TASK BRIEF
Reproduce all the material exactly, minus any pictures it holds.

Dataset entries
* * * * * * *

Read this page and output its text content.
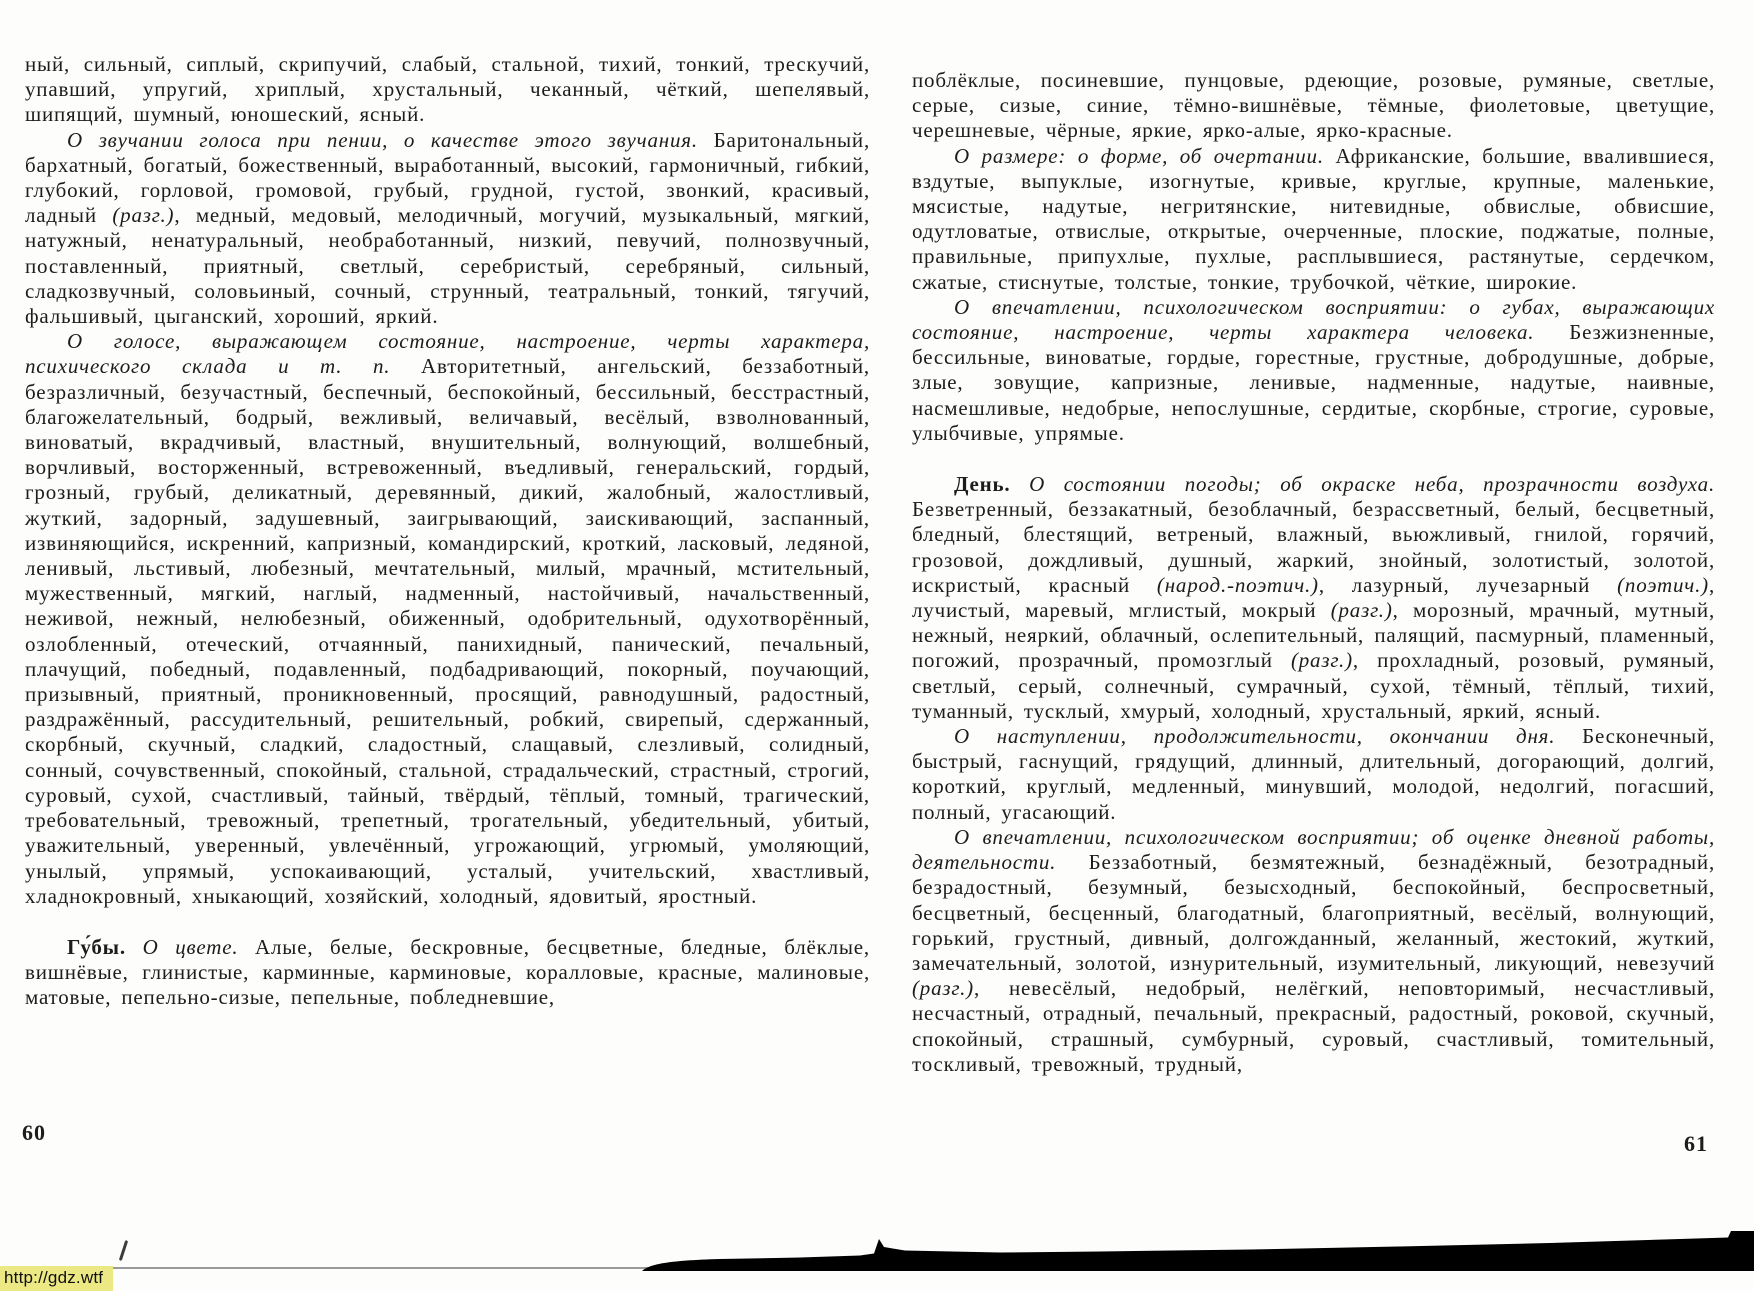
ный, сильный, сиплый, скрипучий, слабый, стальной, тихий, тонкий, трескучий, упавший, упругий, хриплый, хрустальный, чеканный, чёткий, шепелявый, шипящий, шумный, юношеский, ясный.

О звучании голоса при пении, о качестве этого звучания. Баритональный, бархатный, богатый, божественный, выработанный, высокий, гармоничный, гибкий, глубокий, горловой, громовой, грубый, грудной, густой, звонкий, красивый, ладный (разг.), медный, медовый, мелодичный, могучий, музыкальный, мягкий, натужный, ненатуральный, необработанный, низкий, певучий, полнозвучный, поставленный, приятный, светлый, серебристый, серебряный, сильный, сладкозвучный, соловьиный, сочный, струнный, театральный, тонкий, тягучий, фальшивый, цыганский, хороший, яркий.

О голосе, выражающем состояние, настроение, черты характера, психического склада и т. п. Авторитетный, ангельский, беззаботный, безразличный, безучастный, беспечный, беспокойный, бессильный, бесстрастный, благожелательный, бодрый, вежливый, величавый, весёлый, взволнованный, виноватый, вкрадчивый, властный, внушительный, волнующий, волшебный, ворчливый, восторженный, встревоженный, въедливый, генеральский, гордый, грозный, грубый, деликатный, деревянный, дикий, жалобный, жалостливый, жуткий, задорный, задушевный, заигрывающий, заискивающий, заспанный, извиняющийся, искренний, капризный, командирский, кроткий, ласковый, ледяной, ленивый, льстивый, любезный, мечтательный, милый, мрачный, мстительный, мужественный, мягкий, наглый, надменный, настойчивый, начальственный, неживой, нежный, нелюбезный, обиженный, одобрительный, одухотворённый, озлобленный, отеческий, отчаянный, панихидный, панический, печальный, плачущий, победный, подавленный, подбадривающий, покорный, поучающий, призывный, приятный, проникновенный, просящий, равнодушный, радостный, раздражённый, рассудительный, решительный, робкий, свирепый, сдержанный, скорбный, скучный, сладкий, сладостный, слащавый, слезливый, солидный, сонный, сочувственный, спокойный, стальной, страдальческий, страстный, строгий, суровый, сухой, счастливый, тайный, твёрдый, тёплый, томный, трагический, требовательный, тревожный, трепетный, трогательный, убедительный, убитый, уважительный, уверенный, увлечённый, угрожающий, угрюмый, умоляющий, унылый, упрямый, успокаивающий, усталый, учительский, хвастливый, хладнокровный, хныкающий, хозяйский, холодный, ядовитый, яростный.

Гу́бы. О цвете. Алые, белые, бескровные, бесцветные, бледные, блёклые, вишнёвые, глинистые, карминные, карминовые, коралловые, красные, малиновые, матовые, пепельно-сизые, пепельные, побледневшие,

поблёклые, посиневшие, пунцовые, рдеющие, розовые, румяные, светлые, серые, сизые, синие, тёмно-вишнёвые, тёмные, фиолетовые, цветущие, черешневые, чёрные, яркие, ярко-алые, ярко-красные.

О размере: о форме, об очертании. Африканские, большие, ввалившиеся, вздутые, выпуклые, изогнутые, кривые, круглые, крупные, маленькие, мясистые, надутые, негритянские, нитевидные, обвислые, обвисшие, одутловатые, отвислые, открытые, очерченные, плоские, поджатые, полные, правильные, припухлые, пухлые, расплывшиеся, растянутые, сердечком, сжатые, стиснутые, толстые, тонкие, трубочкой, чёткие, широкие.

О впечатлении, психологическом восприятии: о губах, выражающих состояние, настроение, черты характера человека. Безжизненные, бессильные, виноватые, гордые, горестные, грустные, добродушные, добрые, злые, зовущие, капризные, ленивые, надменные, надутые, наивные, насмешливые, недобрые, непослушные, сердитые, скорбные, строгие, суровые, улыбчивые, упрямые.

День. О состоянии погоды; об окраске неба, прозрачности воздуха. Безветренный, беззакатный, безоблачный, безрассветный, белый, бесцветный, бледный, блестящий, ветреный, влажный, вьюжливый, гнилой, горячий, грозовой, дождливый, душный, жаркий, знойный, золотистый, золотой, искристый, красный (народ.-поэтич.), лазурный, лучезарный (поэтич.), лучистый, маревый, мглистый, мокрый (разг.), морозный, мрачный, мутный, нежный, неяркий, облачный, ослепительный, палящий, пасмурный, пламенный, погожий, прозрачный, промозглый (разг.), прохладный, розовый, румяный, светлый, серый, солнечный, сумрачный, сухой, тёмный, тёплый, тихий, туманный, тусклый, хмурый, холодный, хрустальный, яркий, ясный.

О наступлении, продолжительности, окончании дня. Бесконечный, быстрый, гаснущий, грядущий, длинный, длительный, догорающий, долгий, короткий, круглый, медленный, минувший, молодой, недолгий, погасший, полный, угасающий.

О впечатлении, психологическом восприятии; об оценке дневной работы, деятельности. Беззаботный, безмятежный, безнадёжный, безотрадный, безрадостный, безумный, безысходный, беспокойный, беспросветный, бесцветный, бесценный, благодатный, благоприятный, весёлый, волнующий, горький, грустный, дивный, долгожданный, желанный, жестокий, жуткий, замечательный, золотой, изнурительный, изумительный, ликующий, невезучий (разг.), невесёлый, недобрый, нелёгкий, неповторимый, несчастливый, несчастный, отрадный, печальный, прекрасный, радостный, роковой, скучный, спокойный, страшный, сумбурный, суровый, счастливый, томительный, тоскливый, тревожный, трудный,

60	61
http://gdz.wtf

* * * * * * *

SOLUTION FOR THIS EXERCISE
Read this page and output its text content.
ный, сильный, сиплый, скрипучий, слабый, стальной, тихий, тонкий, трескучий, упавший, упругий, хриплый, хрустальный, чеканный, чёткий, шепелявый, шипящий, шумный, юношеский, ясный.

О звучании голоса при пении, о качестве этого звучания. Баритональный, бархатный, богатый, божественный, выработанный, высокий, гармоничный, гибкий, глубокий, горловой, громовой, грубый, грудной, густой, звонкий, красивый, ладный (разг.), медный, медовый, мелодичный, могучий, музыкальный, мягкий, натужный, ненатуральный, необработанный, низкий, певучий, полнозвучный, поставленный, приятный, светлый, серебристый, серебряный, сильный, сладкозвучный, соловьиный, сочный, струнный, театральный, тонкий, тягучий, фальшивый, цыганский, хороший, яркий.

О голосе, выражающем состояние, настроение, черты характера, психического склада и т. п. Авторитетный, ангельский, беззаботный, безразличный, безучастный, беспечный, беспокойный, бессильный, бесстрастный, благожелательный, бодрый, вежливый, величавый, весёлый, взволнованный, виноватый, вкрадчивый, властный, внушительный, волнующий, волшебный, ворчливый, восторженный, встревоженный, въедливый, генеральский, гордый, грозный, грубый, деликатный, деревянный, дикий, жалобный, жалостливый, жуткий, задорный, задушевный, заигрывающий, заискивающий, заспанный, извиняющийся, искренний, капризный, командирский, кроткий, ласковый, ледяной, ленивый, льстивый, любезный, мечтательный, милый, мрачный, мстительный, мужественный, мягкий, наглый, надменный, настойчивый, начальственный, неживой, нежный, нелюбезный, обиженный, одобрительный, одухотворённый, озлобленный, отеческий, отчаянный, панихидный, панический, печальный, плачущий, победный, подавленный, подбадривающий, покорный, поучающий, призывный, приятный, проникновенный, просящий, равнодушный, радостный, раздражённый, рассудительный, решительный, робкий, свирепый, сдержанный, скорбный, скучный, сладкий, сладостный, слащавый, слезливый, солидный, сонный, сочувственный, спокойный, стальной, страдальческий, страстный, строгий, суровый, сухой, счастливый, тайный, твёрдый, тёплый, томный, трагический, требовательный, тревожный, трепетный, трогательный, убедительный, убитый, уважительный, уверенный, увлечённый, угрожающий, угрюмый, умоляющий, унылый, упрямый, успокаивающий, усталый, учительский, хвастливый, хладнокровный, хныкающий, хозяйский, холодный, ядовитый, яростный.

Гу́бы. О цвете. Алые, белые, бескровные, бесцветные, бледные, блёклые, вишнёвые, глинистые, карминные, карминовые, коралловые, красные, малиновые, матовые, пепельно-сизые, пепельные, побледневшие,

поблёклые, посиневшие, пунцовые, рдеющие, розовые, румяные, светлые, серые, сизые, синие, тёмно-вишнёвые, тёмные, фиолетовые, цветущие, черешневые, чёрные, яркие, ярко-алые, ярко-красные.

О размере: о форме, об очертании. Африканские, большие, ввалившиеся, вздутые, выпуклые, изогнутые, кривые, круглые, крупные, маленькие, мясистые, надутые, негритянские, нитевидные, обвислые, обвисшие, одутловатые, отвислые, открытые, очерченные, плоские, поджатые, полные, правильные, припухлые, пухлые, расплывшиеся, растянутые, сердечком, сжатые, стиснутые, толстые, тонкие, трубочкой, чёткие, широкие.

О впечатлении, психологическом восприятии: о губах, выражающих состояние, настроение, черты характера человека. Безжизненные, бессильные, виноватые, гордые, горестные, грустные, добродушные, добрые, злые, зовущие, капризные, ленивые, надменные, надутые, наивные, насмешливые, недобрые, непослушные, сердитые, скорбные, строгие, суровые, улыбчивые, упрямые.

День. О состоянии погоды; об окраске неба, прозрачности воздуха. Безветренный, беззакатный, безоблачный, безрассветный, белый, бесцветный, бледный, блестящий, ветреный, влажный, вьюжливый, гнилой, горячий, грозовой, дождливый, душный, жаркий, знойный, золотистый, золотой, искристый, красный (народ.-поэтич.), лазурный, лучезарный (поэтич.), лучистый, маревый, мглистый, мокрый (разг.), морозный, мрачный, мутный, нежный, неяркий, облачный, ослепительный, палящий, пасмурный, пламенный, погожий, прозрачный, промозглый (разг.), прохладный, розовый, румяный, светлый, серый, солнечный, сумрачный, сухой, тёмный, тёплый, тихий, туманный, тусклый, хмурый, холодный, хрустальный, яркий, ясный.

О наступлении, продолжительности, окончании дня. Бесконечный, быстрый, гаснущий, грядущий, длинный, длительный, догорающий, долгий, короткий, круглый, медленный, минувший, молодой, недолгий, погасший, полный, угасающий.

О впечатлении, психологическом восприятии; об оценке дневной работы, деятельности. Беззаботный, безмятежный, безнадёжный, безотрадный, безрадостный, безумный, безысходный, беспокойный, беспросветный, бесцветный, бесценный, благодатный, благоприятный, весёлый, волнующий, горький, грустный, дивный, долгожданный, желанный, жестокий, жуткий, замечательный, золотой, изнурительный, изумительный, ликующий, невезучий (разг.), невесёлый, недобрый, нелёгкий, неповторимый, несчастливый, несчастный, отрадный, печальный, прекрасный, радостный, роковой, скучный, спокойный, страшный, сумбурный, суровый, счастливый, томительный, тоскливый, тревожный, трудный,

60	61
http://gdz.wtf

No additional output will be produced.